Task instructions> Retype every entry in its entirety, without alteration.

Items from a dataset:
○ ○ ○

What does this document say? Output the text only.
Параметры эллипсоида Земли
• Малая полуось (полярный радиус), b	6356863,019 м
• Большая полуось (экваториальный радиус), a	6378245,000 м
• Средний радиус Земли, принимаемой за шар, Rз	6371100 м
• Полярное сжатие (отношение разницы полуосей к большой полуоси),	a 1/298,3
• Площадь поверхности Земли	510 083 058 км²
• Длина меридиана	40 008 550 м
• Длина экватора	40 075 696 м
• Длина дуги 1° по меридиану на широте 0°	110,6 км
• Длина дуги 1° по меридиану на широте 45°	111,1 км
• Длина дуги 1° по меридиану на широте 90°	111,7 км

○ ○ ○

Completed task>
What does this document say? Output the text only.
Параметры эллипсоида Земли
• Малая полуось (полярный радиус), b	6356863,019 м
• Большая полуось (экваториальный радиус), a	6378245,000 м
• Средний радиус Земли, принимаемой за шар, Rз	6371100 м
• Полярное сжатие (отношение разницы полуосей к большой полуоси),	a 1/298,3
• Площадь поверхности Земли	510 083 058 км²
• Длина меридиана	40 008 550 м
• Длина экватора	40 075 696 м
• Длина дуги 1° по меридиану на широте 0°	110,6 км
• Длина дуги 1° по меридиану на широте 45°	111,1 км
• Длина дуги 1° по меридиану на широте 90°	111,7 км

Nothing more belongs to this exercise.